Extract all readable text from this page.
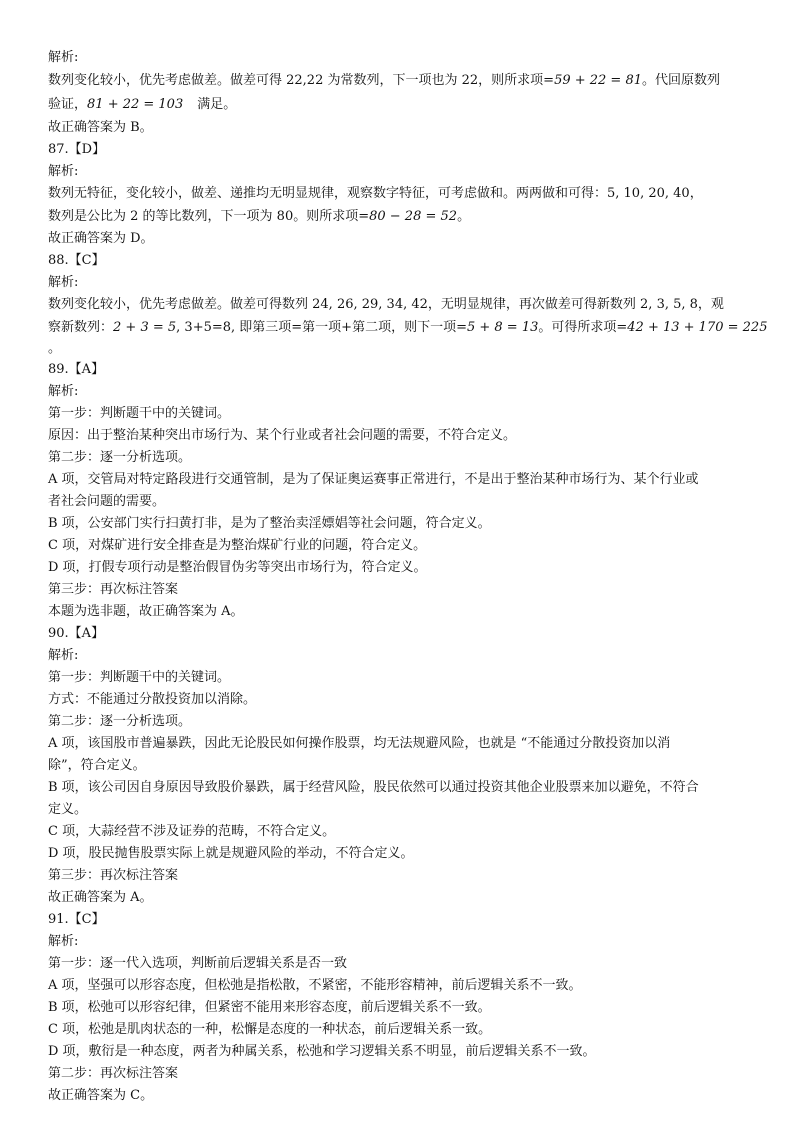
解析:
数列变化较小，优先考虑做差。做差可得 22,22 为常数列，下一项也为 22，则所求项=59 + 22 = 81。代回原数列
验证，81 + 22 = 103 满足。
故正确答案为 B。
87.【D】
解析:
数列无特征，变化较小，做差、递推均无明显规律，观察数字特征，可考虑做和。两两做和可得：5, 10, 20, 40，
数列是公比为 2 的等比数列，下一项为 80。则所求项=80 − 28 = 52。
故正确答案为 D。
88.【C】
解析:
数列变化较小，优先考虑做差。做差可得数列 24, 26, 29, 34, 42，无明显规律，再次做差可得新数列 2, 3, 5, 8，观
察新数列：2 + 3 = 5, 3+5=8, 即第三项=第一项+第二项，则下一项=5 + 8 = 13。可得所求项=42 + 13 + 170 = 225
。
89.【A】
解析:
第一步：判断题干中的关键词。
原因：出于整治某种突出市场行为、某个行业或者社会问题的需要，不符合定义。
第二步：逐一分析选项。
A 项，交管局对特定路段进行交通管制，是为了保证奥运赛事正常进行，不是出于整治某种市场行为、某个行业或
者社会问题的需要。
B 项，公安部门实行扫黄打非，是为了整治卖淫嫖娼等社会问题，符合定义。
C 项，对煤矿进行安全排查是为整治煤矿行业的问题，符合定义。
D 项，打假专项行动是整治假冒伪劣等突出市场行为，符合定义。
第三步：再次标注答案
本题为选非题，故正确答案为 A。
90.【A】
解析:
第一步：判断题干中的关键词。
方式：不能通过分散投资加以消除。
第二步：逐一分析选项。
A 项，该国股市普遍暴跌，因此无论股民如何操作股票，均无法规避风险，也就是 “不能通过分散投资加以消
除”，符合定义。
B 项，该公司因自身原因导致股价暴跌，属于经营风险，股民依然可以通过投资其他企业股票来加以避免，不符合
定义。
C 项，大蒜经营不涉及证券的范畴，不符合定义。
D 项，股民抛售股票实际上就是规避风险的举动，不符合定义。
第三步：再次标注答案
故正确答案为 A。
91.【C】
解析:
第一步：逐一代入选项，判断前后逻辑关系是否一致
A 项，坚强可以形容态度，但松弛是指松散，不紧密，不能形容精神，前后逻辑关系不一致。
B 项，松弛可以形容纪律，但紧密不能用来形容态度，前后逻辑关系不一致。
C 项，松弛是肌肉状态的一种，松懈是态度的一种状态，前后逻辑关系一致。
D 项，敷衍是一种态度，两者为种属关系，松弛和学习逻辑关系不明显，前后逻辑关系不一致。
第二步：再次标注答案
故正确答案为 C。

-- -- --

• The task: Write the lines above out again exactly, without any of their pictures.

• Response to this exercise:
Extract all readable text from this page.
解析:
数列变化较小，优先考虑做差。做差可得 22,22 为常数列，下一项也为 22，则所求项=59 + 22 = 81。代回原数列
验证，81 + 22 = 103 满足。
故正确答案为 B。
87.【D】
解析:
数列无特征，变化较小，做差、递推均无明显规律，观察数字特征，可考虑做和。两两做和可得：5, 10, 20, 40，
数列是公比为 2 的等比数列，下一项为 80。则所求项=80 − 28 = 52。
故正确答案为 D。
88.【C】
解析:
数列变化较小，优先考虑做差。做差可得数列 24, 26, 29, 34, 42，无明显规律，再次做差可得新数列 2, 3, 5, 8，观
察新数列：2 + 3 = 5, 3+5=8, 即第三项=第一项+第二项，则下一项=5 + 8 = 13。可得所求项=42 + 13 + 170 = 225
。
89.【A】
解析:
第一步：判断题干中的关键词。
原因：出于整治某种突出市场行为、某个行业或者社会问题的需要，不符合定义。
第二步：逐一分析选项。
A 项，交管局对特定路段进行交通管制，是为了保证奥运赛事正常进行，不是出于整治某种市场行为、某个行业或
者社会问题的需要。
B 项，公安部门实行扫黄打非，是为了整治卖淫嫖娼等社会问题，符合定义。
C 项，对煤矿进行安全排查是为整治煤矿行业的问题，符合定义。
D 项，打假专项行动是整治假冒伪劣等突出市场行为，符合定义。
第三步：再次标注答案
本题为选非题，故正确答案为 A。
90.【A】
解析:
第一步：判断题干中的关键词。
方式：不能通过分散投资加以消除。
第二步：逐一分析选项。
A 项，该国股市普遍暴跌，因此无论股民如何操作股票，均无法规避风险，也就是 “不能通过分散投资加以消
除”，符合定义。
B 项，该公司因自身原因导致股价暴跌，属于经营风险，股民依然可以通过投资其他企业股票来加以避免，不符合
定义。
C 项，大蒜经营不涉及证券的范畴，不符合定义。
D 项，股民抛售股票实际上就是规避风险的举动，不符合定义。
第三步：再次标注答案
故正确答案为 A。
91.【C】
解析:
第一步：逐一代入选项，判断前后逻辑关系是否一致
A 项，坚强可以形容态度，但松弛是指松散，不紧密，不能形容精神，前后逻辑关系不一致。
B 项，松弛可以形容纪律，但紧密不能用来形容态度，前后逻辑关系不一致。
C 项，松弛是肌肉状态的一种，松懈是态度的一种状态，前后逻辑关系一致。
D 项，敷衍是一种态度，两者为种属关系，松弛和学习逻辑关系不明显，前后逻辑关系不一致。
第二步：再次标注答案
故正确答案为 C。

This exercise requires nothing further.